**Task to complete**
Filter this material down to the lines that hold "ylabel", copying each one.
:: Extracted material
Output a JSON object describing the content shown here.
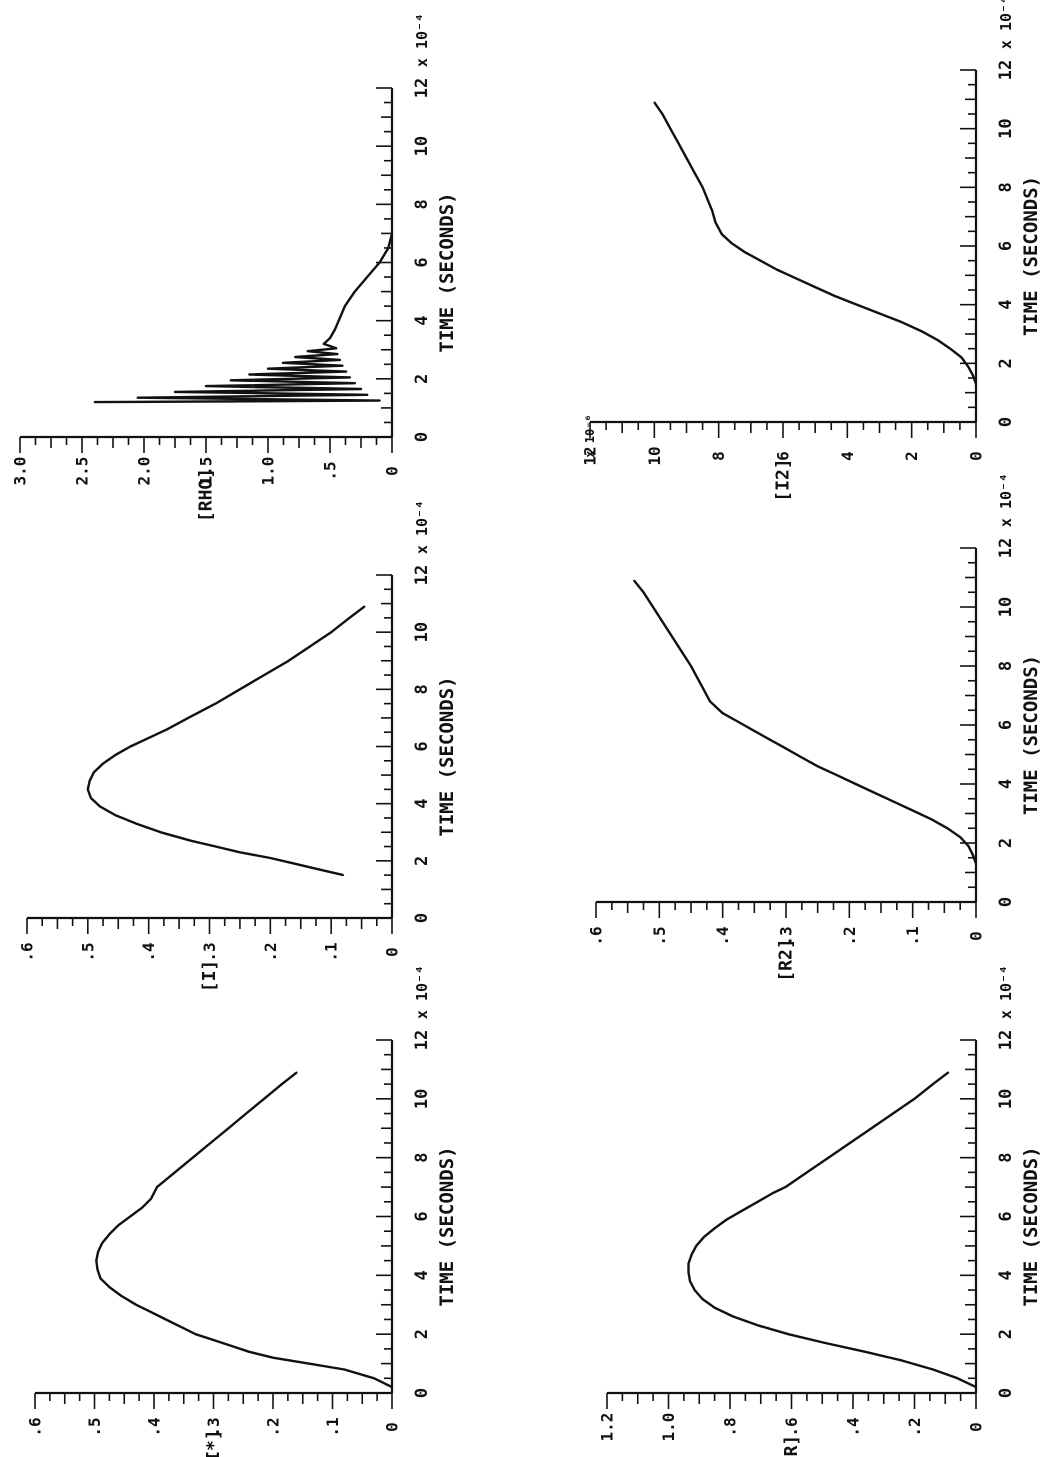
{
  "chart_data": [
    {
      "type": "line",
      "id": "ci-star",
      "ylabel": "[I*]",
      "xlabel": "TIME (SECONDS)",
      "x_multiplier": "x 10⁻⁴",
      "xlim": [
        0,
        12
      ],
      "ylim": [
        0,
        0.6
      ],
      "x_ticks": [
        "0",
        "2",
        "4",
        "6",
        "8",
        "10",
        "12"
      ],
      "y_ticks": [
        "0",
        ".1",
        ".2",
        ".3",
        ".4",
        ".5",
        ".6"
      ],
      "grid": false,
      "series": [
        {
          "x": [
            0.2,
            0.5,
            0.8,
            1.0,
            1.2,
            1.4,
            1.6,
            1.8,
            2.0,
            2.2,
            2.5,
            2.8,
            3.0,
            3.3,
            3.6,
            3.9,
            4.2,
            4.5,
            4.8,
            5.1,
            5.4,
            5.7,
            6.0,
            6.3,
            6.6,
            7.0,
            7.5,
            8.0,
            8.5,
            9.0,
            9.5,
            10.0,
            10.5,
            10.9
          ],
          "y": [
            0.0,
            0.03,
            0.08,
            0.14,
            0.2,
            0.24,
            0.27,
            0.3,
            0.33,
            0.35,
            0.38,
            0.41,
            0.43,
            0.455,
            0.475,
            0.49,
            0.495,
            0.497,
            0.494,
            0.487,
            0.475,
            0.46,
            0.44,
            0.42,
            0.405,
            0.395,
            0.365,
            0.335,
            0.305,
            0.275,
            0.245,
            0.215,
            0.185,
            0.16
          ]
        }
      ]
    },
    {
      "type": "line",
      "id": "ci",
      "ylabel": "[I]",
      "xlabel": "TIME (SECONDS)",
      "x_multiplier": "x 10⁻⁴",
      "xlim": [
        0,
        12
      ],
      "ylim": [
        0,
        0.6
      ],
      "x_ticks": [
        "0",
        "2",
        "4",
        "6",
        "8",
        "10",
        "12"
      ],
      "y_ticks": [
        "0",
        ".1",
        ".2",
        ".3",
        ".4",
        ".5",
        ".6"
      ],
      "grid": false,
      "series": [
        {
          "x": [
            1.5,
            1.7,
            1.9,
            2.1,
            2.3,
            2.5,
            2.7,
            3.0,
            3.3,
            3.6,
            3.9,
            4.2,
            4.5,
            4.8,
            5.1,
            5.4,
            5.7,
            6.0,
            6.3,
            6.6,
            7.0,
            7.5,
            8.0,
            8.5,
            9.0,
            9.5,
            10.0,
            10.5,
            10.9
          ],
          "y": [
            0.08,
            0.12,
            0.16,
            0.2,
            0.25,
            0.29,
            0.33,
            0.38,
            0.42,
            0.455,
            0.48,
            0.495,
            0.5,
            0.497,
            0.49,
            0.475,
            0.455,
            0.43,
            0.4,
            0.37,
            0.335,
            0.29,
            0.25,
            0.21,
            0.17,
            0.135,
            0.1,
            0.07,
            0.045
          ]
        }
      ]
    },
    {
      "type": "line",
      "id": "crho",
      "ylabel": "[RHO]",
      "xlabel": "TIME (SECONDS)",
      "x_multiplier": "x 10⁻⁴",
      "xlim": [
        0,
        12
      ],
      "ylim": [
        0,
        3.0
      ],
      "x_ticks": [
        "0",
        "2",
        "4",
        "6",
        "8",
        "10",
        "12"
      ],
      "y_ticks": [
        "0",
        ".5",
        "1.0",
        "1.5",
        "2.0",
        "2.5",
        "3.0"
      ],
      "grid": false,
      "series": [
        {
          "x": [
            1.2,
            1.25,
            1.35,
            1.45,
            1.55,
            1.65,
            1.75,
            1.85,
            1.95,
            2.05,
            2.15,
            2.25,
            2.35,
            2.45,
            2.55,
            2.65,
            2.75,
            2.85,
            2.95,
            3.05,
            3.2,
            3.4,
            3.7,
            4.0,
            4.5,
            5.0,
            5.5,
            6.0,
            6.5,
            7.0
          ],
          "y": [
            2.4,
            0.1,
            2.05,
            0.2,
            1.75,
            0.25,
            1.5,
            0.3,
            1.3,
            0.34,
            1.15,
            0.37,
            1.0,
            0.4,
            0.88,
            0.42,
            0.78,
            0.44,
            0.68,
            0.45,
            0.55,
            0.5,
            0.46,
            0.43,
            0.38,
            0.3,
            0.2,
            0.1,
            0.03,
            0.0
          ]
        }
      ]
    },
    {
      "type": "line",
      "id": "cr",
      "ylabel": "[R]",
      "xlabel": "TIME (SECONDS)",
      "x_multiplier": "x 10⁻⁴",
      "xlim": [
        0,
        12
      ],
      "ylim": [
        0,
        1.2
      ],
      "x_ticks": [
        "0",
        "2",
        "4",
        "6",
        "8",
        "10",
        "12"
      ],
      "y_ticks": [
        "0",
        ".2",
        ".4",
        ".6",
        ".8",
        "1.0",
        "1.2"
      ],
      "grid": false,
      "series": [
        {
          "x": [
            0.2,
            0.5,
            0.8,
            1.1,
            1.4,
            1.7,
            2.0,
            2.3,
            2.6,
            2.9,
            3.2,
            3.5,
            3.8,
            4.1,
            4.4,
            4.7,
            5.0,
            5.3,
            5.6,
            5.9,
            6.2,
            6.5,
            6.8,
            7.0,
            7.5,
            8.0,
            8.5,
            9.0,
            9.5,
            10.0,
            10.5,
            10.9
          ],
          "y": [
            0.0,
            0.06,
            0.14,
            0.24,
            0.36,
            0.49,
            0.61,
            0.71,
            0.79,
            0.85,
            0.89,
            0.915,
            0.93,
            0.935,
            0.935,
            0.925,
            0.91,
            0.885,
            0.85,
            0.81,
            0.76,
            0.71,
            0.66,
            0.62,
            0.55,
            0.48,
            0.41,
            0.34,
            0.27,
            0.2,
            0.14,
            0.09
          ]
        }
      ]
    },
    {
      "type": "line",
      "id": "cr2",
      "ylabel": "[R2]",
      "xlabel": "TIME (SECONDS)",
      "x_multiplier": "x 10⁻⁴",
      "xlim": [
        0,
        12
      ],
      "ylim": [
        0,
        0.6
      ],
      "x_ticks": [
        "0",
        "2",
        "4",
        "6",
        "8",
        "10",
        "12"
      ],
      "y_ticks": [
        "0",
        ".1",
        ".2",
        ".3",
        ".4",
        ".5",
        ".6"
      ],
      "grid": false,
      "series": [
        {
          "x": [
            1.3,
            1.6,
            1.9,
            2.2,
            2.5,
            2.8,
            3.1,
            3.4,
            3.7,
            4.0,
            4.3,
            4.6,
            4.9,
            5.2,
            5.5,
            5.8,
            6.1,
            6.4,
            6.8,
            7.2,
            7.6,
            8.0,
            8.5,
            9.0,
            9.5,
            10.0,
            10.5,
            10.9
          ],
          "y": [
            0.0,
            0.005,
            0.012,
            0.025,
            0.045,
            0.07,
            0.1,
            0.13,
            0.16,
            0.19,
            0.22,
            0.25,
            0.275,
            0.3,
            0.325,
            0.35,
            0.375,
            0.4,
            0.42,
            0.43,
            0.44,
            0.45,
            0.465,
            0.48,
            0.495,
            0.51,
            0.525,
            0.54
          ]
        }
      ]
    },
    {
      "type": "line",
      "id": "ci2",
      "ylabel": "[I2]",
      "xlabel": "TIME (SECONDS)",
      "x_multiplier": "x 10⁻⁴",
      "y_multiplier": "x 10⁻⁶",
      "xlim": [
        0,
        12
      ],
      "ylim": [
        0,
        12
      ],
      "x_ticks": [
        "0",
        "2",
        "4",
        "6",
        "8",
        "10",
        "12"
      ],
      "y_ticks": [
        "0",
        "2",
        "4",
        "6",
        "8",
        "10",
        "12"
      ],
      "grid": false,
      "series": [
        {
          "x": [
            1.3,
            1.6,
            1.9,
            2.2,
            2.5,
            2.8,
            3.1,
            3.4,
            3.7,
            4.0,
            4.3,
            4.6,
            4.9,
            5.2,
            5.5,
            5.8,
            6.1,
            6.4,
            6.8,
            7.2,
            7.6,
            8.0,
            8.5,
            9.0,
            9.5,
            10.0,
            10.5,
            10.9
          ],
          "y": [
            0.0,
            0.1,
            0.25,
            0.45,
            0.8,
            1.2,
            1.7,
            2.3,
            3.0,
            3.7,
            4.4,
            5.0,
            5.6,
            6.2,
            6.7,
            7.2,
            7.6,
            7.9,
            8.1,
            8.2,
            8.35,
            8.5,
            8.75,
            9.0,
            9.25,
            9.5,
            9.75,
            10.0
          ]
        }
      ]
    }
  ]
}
::::
**Answer to this problem**
      "ylabel": "[I*]",
      "ylabel": "[I]",
      "ylabel": "[RHO]",
      "ylabel": "[R]",
      "ylabel": "[R2]",
      "ylabel": "[I2]",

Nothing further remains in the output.